__Material for the task__:

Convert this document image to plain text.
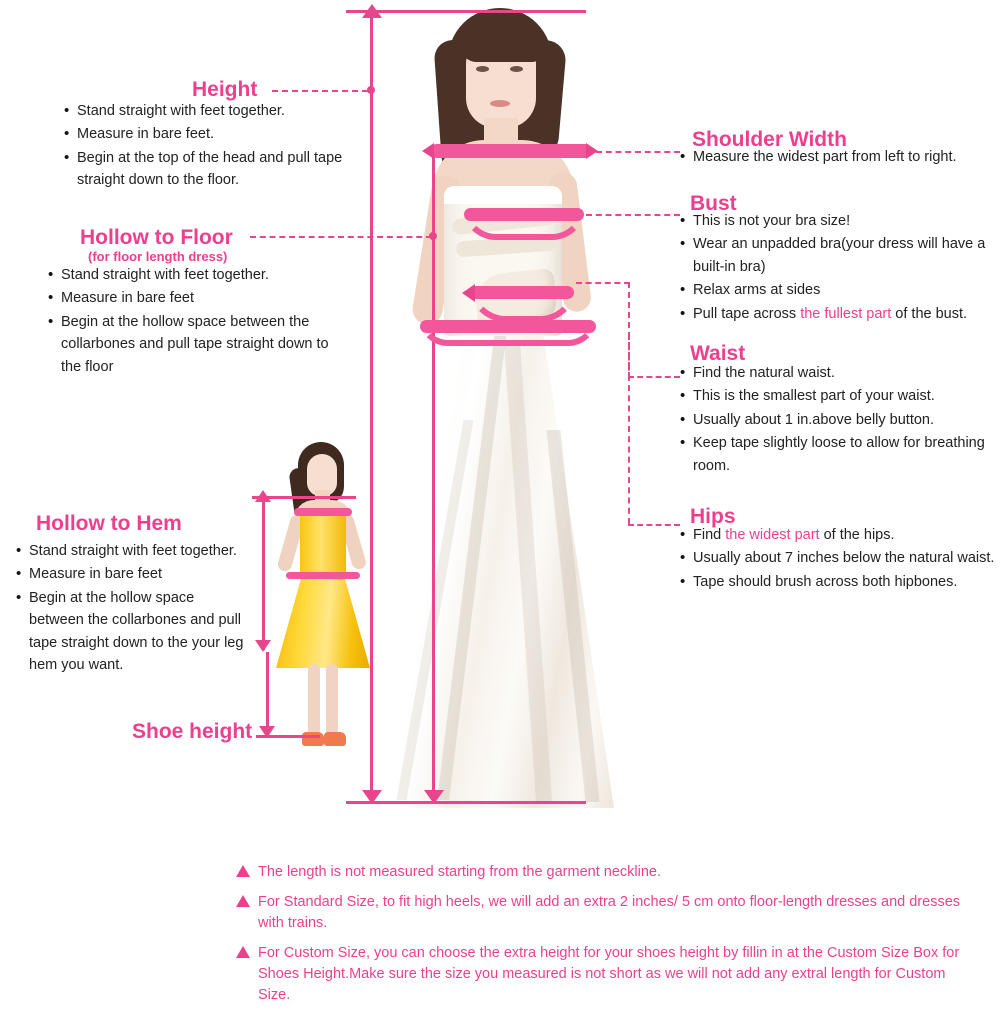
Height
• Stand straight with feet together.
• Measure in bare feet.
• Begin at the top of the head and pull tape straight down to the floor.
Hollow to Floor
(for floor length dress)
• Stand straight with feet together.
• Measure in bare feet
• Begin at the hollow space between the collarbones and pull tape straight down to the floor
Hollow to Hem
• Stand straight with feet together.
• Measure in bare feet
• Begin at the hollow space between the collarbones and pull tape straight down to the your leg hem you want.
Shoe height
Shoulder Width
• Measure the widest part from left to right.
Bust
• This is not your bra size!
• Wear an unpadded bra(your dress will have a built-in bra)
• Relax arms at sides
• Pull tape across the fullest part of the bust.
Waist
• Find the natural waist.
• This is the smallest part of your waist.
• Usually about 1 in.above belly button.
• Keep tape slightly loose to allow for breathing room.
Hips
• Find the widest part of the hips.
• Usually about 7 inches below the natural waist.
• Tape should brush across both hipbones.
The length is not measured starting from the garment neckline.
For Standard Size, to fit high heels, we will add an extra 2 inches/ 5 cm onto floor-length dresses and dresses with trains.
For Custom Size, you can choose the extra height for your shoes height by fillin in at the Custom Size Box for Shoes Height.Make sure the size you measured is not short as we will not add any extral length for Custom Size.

__What is asked__: Read through the lines above and collect those that contain the string "widest".

__Task answer__:
• Measure the widest part from left to right.
• Find the widest part of the hips.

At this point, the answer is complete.